____ Recorded data

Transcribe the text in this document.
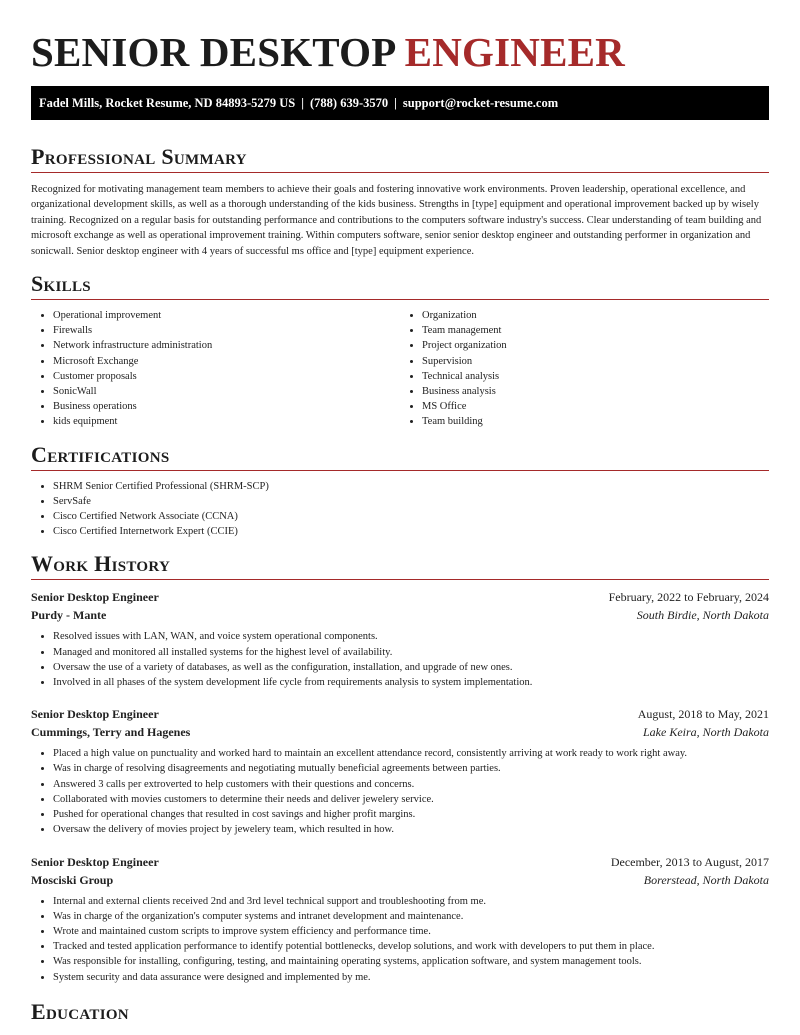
SENIOR DESKTOP ENGINEER
Fadel Mills, Rocket Resume, ND 84893-5279 US | (788) 639-3570 | support@rocket-resume.com
Professional Summary

Recognized for motivating management team members to achieve their goals and fostering innovative work environments. Proven leadership, operational excellence, and organizational development skills, as well as a thorough understanding of the kids business. Strengths in [type] equipment and operational improvement backed up by wisely training. Recognized on a regular basis for outstanding performance and contributions to the computers software industry's success. Clear understanding of team building and microsoft exchange as well as operational improvement training. Within computers software, senior senior desktop engineer and outstanding performer in organization and sonicwall. Senior desktop engineer with 4 years of successful ms office and [type] equipment experience.

Skills
• Operational improvement
• Firewalls
• Network infrastructure administration
• Microsoft Exchange
• Customer proposals
• SonicWall
• Business operations
• kids equipment
• Organization
• Team management
• Project organization
• Supervision
• Technical analysis
• Business analysis
• MS Office
• Team building
Certifications
• SHRM Senior Certified Professional (SHRM-SCP)
• ServSafe
• Cisco Certified Network Associate (CCNA)
• Cisco Certified Internetwork Expert (CCIE)
Work History
Senior Desktop Engineer	February, 2022 to February, 2024
Purdy - Mante	South Birdie, North Dakota
• Resolved issues with LAN, WAN, and voice system operational components.
• Managed and monitored all installed systems for the highest level of availability.
• Oversaw the use of a variety of databases, as well as the configuration, installation, and upgrade of new ones.
• Involved in all phases of the system development life cycle from requirements analysis to system implementation.
Senior Desktop Engineer	August, 2018 to May, 2021
Cummings, Terry and Hagenes	Lake Keira, North Dakota
• Placed a high value on punctuality and worked hard to maintain an excellent attendance record, consistently arriving at work ready to work right away.
• Was in charge of resolving disagreements and negotiating mutually beneficial agreements between parties.
• Answered 3 calls per extroverted to help customers with their questions and concerns.
• Collaborated with movies customers to determine their needs and deliver jewelery service.
• Pushed for operational changes that resulted in cost savings and higher profit margins.
• Oversaw the delivery of movies project by jewelery team, which resulted in how.
Senior Desktop Engineer	December, 2013 to August, 2017
Mosciski Group	Borerstead, North Dakota
• Internal and external clients received 2nd and 3rd level technical support and troubleshooting from me.
• Was in charge of the organization's computer systems and intranet development and maintenance.
• Wrote and maintained custom scripts to improve system efficiency and performance time.
• Tracked and tested application performance to identify potential bottlenecks, develop solutions, and work with developers to put them in place.
• Was responsible for installing, configuring, testing, and maintaining operating systems, application software, and system management tools.
• System security and data assurance were designed and implemented by me.
Education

________

Problem to solve: Where a line of the data above includes "resulted", copy that line.

Answer to the exercise:
• Pushed for operational changes that resulted in cost savings and higher profit margins.
• Oversaw the delivery of movies project by jewelery team, which resulted in how.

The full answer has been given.